| Exercise task |
Records follow. Pull out every line that contains "تعالى".
********************
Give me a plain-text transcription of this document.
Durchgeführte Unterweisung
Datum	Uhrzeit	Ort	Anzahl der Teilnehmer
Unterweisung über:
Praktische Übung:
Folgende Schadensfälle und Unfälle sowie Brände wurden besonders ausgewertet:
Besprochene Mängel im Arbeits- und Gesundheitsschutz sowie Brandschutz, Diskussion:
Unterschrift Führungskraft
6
********************
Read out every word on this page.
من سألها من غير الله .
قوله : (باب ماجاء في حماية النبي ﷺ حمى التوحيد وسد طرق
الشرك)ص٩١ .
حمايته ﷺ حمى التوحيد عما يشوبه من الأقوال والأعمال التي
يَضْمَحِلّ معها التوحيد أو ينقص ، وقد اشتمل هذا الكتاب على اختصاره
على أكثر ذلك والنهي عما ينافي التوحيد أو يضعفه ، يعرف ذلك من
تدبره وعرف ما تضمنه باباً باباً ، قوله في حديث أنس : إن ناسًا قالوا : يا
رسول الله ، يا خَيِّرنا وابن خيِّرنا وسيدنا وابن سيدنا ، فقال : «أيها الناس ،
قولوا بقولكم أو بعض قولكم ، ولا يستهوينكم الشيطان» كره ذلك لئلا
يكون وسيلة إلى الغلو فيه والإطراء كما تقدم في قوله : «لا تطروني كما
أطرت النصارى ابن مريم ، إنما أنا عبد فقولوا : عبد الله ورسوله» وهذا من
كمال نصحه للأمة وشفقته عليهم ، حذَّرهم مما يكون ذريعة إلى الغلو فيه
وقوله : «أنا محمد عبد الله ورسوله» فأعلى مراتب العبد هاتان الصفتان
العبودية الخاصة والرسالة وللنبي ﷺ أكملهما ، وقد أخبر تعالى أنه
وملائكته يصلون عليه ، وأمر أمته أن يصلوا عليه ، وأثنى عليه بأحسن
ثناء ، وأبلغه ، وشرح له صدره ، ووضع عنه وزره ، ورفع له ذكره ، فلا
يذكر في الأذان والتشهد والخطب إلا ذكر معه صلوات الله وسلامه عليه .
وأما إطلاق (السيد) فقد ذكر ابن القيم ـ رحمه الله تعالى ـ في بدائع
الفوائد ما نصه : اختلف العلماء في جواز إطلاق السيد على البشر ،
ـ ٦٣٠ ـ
********************
| Answer to the task |
العبودية الخاصة والرسالة وللنبي ﷺ أكملهما ، وقد أخبر تعالى أنه
وأما إطلاق (السيد) فقد ذكر ابن القيم ـ رحمه الله تعالى ـ في بدائع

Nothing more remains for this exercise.